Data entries

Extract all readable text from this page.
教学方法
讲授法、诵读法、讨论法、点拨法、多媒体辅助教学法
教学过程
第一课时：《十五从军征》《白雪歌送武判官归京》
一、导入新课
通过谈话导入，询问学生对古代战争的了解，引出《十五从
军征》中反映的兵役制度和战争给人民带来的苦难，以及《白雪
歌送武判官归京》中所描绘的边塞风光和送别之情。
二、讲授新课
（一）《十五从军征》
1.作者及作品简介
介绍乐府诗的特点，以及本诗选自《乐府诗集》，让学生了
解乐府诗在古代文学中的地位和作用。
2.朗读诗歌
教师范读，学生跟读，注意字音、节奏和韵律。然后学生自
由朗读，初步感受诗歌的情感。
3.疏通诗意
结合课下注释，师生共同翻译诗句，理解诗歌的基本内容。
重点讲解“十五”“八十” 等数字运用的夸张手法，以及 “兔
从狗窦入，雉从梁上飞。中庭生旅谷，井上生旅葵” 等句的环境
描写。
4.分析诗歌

Problem requirements | All of the entries should be written out again exactly.

Finished answer |
Extract all readable text from this page.
教学方法
讲授法、诵读法、讨论法、点拨法、多媒体辅助教学法
教学过程
第一课时：《十五从军征》《白雪歌送武判官归京》
一、导入新课
通过谈话导入，询问学生对古代战争的了解，引出《十五从
军征》中反映的兵役制度和战争给人民带来的苦难，以及《白雪
歌送武判官归京》中所描绘的边塞风光和送别之情。
二、讲授新课
（一）《十五从军征》
1.作者及作品简介
介绍乐府诗的特点，以及本诗选自《乐府诗集》，让学生了
解乐府诗在古代文学中的地位和作用。
2.朗读诗歌
教师范读，学生跟读，注意字音、节奏和韵律。然后学生自
由朗读，初步感受诗歌的情感。
3.疏通诗意
结合课下注释，师生共同翻译诗句，理解诗歌的基本内容。
重点讲解“十五”“八十” 等数字运用的夸张手法，以及 “兔
从狗窦入，雉从梁上飞。中庭生旅谷，井上生旅葵” 等句的环境
描写。
4.分析诗歌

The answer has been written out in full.